EXERCISE AIM — Identify all lines below that hold "JSON" and collect them.

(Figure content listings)
▶

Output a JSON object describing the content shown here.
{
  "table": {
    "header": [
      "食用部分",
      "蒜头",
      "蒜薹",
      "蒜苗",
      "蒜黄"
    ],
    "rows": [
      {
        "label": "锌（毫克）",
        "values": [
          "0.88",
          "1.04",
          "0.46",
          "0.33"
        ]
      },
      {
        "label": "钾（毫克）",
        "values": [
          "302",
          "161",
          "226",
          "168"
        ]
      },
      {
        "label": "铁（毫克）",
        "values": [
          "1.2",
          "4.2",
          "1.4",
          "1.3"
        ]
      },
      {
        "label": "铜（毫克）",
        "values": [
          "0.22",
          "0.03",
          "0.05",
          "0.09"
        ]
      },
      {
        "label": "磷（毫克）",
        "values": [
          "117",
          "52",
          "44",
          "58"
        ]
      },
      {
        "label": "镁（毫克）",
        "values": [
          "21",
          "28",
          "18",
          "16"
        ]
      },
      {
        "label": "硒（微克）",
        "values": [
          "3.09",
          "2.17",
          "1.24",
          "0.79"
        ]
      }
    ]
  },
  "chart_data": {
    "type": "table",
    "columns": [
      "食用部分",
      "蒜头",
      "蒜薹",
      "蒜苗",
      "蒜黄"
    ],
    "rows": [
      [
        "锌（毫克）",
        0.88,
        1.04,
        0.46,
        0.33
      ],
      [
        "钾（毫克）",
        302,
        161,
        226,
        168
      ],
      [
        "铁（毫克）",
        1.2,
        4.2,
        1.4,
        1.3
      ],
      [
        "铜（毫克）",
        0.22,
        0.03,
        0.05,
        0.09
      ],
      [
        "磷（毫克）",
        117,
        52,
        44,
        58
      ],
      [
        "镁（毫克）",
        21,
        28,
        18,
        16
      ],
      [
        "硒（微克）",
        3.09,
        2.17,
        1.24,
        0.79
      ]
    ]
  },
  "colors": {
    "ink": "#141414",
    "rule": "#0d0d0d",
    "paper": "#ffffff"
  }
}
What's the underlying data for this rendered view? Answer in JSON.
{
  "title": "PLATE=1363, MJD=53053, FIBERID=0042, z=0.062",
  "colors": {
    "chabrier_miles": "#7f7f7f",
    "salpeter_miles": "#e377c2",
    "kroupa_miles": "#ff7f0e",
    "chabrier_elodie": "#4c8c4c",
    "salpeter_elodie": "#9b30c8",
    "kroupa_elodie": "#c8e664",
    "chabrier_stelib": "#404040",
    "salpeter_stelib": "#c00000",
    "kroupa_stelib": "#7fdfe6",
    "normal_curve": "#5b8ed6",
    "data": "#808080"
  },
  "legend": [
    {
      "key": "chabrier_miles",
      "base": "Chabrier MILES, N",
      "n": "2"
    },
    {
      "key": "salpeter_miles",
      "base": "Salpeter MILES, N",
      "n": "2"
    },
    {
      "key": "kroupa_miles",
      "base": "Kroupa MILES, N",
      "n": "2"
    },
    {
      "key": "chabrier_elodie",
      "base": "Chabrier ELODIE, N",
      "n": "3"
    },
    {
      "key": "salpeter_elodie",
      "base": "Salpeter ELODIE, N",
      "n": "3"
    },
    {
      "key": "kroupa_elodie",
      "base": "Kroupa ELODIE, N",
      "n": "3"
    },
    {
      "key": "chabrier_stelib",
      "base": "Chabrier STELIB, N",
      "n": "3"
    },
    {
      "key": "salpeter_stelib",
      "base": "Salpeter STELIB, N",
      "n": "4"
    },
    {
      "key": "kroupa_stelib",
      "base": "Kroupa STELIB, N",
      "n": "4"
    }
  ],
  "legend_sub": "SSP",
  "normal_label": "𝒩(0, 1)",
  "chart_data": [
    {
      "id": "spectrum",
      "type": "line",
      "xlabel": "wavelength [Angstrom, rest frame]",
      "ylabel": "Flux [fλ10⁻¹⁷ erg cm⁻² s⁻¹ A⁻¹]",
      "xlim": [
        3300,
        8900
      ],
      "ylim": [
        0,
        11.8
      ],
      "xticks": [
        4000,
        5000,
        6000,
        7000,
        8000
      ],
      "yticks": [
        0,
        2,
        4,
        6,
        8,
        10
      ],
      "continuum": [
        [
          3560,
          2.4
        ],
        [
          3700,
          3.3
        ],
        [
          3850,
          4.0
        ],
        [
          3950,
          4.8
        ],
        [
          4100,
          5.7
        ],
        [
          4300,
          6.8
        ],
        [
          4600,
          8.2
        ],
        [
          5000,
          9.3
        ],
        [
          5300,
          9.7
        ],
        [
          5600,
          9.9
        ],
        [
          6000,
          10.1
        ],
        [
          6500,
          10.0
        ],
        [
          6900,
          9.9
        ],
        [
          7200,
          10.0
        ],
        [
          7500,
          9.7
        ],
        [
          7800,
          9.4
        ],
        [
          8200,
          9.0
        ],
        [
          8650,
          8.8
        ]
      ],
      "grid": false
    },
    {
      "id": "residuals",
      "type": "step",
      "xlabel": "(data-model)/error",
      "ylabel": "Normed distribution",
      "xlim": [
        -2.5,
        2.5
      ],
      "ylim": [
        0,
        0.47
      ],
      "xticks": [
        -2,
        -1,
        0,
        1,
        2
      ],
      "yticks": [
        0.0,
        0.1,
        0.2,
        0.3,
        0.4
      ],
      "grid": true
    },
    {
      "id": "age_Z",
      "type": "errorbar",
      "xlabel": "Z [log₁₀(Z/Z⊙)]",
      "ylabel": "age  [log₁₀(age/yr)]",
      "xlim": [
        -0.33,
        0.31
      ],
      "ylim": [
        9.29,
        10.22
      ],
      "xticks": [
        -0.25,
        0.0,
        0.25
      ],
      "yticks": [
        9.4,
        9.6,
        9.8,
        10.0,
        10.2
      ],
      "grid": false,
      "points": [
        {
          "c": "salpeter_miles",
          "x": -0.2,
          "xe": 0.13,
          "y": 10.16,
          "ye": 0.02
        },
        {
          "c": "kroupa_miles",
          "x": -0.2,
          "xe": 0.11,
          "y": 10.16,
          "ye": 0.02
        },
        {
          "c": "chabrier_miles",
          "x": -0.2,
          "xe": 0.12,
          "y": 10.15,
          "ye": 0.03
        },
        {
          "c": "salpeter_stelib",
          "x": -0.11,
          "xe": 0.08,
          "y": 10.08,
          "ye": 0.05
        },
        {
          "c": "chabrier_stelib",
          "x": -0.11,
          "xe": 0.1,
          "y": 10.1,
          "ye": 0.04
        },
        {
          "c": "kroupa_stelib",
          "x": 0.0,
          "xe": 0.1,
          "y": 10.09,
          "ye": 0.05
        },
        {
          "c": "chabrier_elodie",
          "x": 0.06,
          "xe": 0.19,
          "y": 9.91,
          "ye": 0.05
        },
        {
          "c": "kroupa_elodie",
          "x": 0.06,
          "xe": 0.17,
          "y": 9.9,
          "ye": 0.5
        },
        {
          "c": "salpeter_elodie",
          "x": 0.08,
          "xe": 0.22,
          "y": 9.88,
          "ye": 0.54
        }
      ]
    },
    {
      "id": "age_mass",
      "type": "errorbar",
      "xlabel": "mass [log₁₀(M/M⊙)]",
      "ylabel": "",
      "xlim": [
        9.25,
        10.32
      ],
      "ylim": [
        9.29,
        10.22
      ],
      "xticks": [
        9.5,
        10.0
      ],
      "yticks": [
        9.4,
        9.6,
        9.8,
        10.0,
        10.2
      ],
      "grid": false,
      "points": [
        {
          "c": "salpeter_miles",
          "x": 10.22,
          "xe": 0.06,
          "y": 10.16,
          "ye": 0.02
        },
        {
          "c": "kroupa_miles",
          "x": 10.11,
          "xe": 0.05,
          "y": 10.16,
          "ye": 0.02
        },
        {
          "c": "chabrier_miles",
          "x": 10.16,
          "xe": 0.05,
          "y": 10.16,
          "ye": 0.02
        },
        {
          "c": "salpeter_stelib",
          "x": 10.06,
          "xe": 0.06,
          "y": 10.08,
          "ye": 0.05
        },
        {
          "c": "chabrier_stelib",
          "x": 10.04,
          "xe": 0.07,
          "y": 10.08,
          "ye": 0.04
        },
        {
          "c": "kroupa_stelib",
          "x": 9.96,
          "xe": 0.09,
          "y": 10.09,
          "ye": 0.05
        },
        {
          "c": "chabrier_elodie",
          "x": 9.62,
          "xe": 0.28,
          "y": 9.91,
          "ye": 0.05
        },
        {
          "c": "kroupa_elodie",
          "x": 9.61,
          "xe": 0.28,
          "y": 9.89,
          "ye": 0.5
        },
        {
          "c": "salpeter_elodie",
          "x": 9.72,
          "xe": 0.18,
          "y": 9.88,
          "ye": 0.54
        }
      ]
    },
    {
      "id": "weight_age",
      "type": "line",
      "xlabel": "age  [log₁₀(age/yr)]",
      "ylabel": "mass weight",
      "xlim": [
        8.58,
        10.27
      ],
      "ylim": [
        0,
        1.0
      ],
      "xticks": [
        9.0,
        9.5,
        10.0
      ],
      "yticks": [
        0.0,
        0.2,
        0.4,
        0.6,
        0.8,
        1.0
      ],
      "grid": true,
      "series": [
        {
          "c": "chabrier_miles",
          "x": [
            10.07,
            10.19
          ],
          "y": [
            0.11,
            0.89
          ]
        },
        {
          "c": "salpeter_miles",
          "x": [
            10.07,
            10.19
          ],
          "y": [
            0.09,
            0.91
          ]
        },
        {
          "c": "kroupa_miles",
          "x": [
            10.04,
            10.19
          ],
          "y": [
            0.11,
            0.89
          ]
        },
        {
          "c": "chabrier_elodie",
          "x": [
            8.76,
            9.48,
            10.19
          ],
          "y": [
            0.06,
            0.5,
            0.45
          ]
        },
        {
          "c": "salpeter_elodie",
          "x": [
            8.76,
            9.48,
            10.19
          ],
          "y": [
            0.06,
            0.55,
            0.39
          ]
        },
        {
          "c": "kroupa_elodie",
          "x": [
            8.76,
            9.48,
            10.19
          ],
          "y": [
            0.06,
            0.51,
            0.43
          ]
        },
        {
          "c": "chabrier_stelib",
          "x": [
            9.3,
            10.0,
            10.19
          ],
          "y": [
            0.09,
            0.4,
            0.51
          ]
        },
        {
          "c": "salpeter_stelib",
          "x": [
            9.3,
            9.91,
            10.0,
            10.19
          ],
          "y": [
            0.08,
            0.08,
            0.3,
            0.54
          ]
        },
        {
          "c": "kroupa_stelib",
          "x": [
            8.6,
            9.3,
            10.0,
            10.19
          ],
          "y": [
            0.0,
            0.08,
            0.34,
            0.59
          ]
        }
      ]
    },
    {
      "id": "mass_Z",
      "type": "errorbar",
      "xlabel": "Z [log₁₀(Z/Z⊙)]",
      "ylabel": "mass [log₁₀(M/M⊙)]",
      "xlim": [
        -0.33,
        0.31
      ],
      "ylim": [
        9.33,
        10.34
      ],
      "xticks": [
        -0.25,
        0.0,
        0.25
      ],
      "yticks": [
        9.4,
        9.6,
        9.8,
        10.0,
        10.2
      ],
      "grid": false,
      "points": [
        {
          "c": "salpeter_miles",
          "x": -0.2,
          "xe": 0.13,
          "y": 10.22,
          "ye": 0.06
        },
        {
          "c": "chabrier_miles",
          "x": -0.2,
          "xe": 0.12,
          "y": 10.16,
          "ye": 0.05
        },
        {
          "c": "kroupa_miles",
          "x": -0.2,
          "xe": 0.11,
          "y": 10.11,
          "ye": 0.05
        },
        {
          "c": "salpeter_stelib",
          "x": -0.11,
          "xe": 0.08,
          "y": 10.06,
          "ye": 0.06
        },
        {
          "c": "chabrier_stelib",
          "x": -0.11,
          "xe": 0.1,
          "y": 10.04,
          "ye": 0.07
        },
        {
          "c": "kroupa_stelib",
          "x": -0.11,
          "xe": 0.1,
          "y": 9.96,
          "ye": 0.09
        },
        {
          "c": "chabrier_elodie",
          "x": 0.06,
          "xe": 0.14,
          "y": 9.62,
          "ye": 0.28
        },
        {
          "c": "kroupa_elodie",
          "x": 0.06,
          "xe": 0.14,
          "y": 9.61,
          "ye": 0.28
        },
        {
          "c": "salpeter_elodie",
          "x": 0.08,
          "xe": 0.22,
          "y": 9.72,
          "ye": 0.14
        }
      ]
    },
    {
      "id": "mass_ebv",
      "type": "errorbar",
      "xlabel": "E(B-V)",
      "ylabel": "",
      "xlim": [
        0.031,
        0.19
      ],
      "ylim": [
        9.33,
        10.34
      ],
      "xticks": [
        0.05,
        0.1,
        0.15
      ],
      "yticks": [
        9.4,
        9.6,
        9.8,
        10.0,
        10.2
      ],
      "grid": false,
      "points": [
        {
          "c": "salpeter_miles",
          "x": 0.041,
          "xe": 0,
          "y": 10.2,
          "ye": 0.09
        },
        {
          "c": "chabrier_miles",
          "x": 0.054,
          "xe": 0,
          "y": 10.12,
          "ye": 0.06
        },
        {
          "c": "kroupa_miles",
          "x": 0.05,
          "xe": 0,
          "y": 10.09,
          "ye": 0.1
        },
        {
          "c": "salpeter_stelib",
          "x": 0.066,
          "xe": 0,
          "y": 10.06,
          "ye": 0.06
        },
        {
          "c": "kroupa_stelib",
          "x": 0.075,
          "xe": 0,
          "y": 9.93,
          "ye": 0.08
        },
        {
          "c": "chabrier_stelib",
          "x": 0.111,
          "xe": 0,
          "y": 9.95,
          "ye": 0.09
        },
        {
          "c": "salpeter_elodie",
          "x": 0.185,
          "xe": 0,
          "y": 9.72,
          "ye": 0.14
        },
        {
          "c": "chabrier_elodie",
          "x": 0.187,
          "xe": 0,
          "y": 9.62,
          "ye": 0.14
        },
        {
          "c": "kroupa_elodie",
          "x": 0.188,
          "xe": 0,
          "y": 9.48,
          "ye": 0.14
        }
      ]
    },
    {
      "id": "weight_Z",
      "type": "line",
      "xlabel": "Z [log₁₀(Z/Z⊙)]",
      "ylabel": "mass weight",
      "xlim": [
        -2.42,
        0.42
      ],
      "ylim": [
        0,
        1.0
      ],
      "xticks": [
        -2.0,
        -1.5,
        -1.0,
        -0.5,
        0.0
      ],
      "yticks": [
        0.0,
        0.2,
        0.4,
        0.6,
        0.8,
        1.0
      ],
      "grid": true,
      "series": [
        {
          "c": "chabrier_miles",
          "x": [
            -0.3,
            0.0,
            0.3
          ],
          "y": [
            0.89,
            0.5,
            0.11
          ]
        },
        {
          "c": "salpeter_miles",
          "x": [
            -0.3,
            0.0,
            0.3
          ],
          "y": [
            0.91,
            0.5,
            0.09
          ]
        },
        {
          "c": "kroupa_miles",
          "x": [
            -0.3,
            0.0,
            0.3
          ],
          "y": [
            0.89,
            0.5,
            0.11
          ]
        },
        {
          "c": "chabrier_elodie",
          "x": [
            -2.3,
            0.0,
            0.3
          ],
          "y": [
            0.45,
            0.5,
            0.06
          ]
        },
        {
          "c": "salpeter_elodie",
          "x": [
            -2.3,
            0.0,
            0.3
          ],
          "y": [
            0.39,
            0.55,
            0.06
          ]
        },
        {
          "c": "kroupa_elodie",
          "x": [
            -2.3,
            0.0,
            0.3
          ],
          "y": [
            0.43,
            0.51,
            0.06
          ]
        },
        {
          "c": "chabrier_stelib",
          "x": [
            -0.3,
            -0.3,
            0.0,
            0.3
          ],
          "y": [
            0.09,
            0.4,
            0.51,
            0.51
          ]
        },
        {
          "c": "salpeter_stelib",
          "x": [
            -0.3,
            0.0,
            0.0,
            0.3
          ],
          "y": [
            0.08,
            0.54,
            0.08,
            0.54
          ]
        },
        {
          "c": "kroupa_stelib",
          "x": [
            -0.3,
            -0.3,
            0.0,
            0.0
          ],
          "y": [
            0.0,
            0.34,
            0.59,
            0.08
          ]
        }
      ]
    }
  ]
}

◀

THE REPLY —
Output a JSON object describing the content shown here.
What's the underlying data for this rendered view? Answer in JSON.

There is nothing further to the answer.